--- Start of Data to process ---

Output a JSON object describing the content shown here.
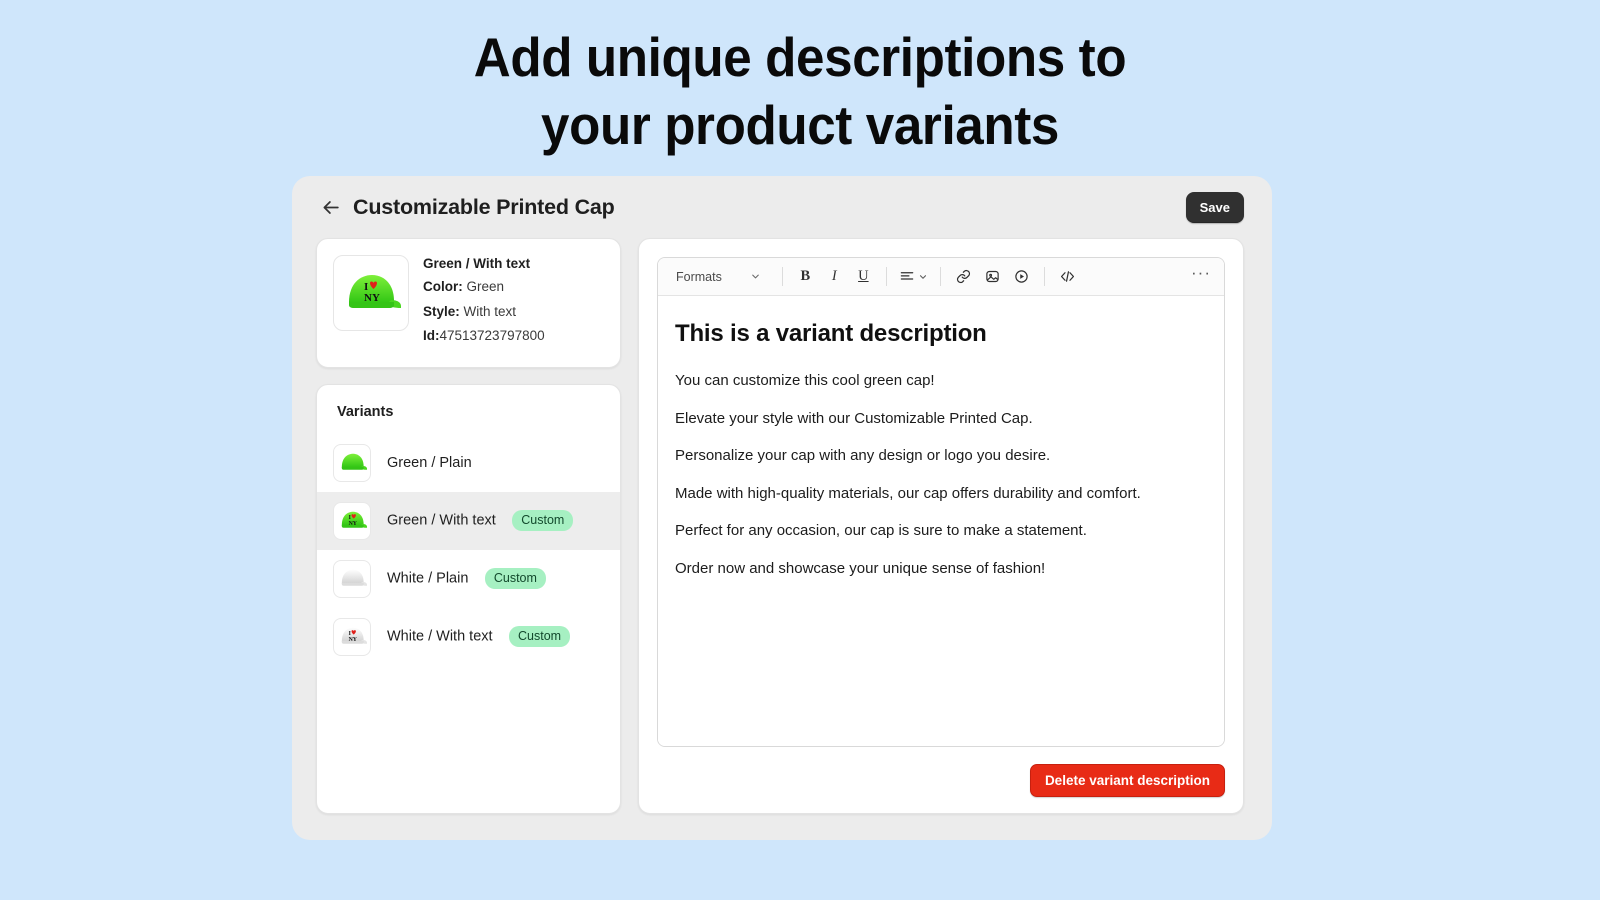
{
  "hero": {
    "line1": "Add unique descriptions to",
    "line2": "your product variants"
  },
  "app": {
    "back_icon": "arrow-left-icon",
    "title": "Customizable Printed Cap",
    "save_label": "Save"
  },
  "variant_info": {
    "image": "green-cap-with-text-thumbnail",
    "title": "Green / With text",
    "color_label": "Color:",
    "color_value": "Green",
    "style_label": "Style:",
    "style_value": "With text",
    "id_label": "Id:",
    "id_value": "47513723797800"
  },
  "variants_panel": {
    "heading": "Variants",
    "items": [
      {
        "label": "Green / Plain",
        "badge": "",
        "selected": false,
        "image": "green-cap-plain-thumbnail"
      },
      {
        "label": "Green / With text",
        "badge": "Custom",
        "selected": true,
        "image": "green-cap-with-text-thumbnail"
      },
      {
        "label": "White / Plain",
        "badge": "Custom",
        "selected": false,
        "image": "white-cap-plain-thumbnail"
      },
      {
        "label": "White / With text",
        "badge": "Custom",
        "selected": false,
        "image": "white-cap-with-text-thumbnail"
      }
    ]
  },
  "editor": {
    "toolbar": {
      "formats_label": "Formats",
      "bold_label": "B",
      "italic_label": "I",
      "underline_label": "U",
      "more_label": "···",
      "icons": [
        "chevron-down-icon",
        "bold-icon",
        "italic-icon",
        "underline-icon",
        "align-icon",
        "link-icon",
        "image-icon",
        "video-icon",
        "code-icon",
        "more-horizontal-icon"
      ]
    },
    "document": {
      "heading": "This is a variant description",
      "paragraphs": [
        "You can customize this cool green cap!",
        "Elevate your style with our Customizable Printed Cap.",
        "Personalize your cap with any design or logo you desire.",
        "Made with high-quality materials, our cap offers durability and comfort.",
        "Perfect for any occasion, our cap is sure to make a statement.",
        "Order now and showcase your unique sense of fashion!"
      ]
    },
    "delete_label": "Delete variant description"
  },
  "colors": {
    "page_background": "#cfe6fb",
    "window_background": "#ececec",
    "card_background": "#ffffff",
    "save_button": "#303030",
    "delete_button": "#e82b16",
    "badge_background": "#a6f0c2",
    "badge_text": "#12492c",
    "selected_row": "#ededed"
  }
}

--- End of Data to process ---

* What is asked
Copy each line in full and exactly, omitting any picture.

* Completed exercise
Output a JSON object describing the content shown here.
{
  "hero": {
    "line1": "Add unique descriptions to",
    "line2": "your product variants"
  },
  "app": {
    "back_icon": "arrow-left-icon",
    "title": "Customizable Printed Cap",
    "save_label": "Save"
  },
  "variant_info": {
    "image": "green-cap-with-text-thumbnail",
    "title": "Green / With text",
    "color_label": "Color:",
    "color_value": "Green",
    "style_label": "Style:",
    "style_value": "With text",
    "id_label": "Id:",
    "id_value": "47513723797800"
  },
  "variants_panel": {
    "heading": "Variants",
    "items": [
      {
        "label": "Green / Plain",
        "badge": "",
        "selected": false,
        "image": "green-cap-plain-thumbnail"
      },
      {
        "label": "Green / With text",
        "badge": "Custom",
        "selected": true,
        "image": "green-cap-with-text-thumbnail"
      },
      {
        "label": "White / Plain",
        "badge": "Custom",
        "selected": false,
        "image": "white-cap-plain-thumbnail"
      },
      {
        "label": "White / With text",
        "badge": "Custom",
        "selected": false,
        "image": "white-cap-with-text-thumbnail"
      }
    ]
  },
  "editor": {
    "toolbar": {
      "formats_label": "Formats",
      "bold_label": "B",
      "italic_label": "I",
      "underline_label": "U",
      "more_label": "···",
      "icons": [
        "chevron-down-icon",
        "bold-icon",
        "italic-icon",
        "underline-icon",
        "align-icon",
        "link-icon",
        "image-icon",
        "video-icon",
        "code-icon",
        "more-horizontal-icon"
      ]
    },
    "document": {
      "heading": "This is a variant description",
      "paragraphs": [
        "You can customize this cool green cap!",
        "Elevate your style with our Customizable Printed Cap.",
        "Personalize your cap with any design or logo you desire.",
        "Made with high-quality materials, our cap offers durability and comfort.",
        "Perfect for any occasion, our cap is sure to make a statement.",
        "Order now and showcase your unique sense of fashion!"
      ]
    },
    "delete_label": "Delete variant description"
  },
  "colors": {
    "page_background": "#cfe6fb",
    "window_background": "#ececec",
    "card_background": "#ffffff",
    "save_button": "#303030",
    "delete_button": "#e82b16",
    "badge_background": "#a6f0c2",
    "badge_text": "#12492c",
    "selected_row": "#ededed"
  }
}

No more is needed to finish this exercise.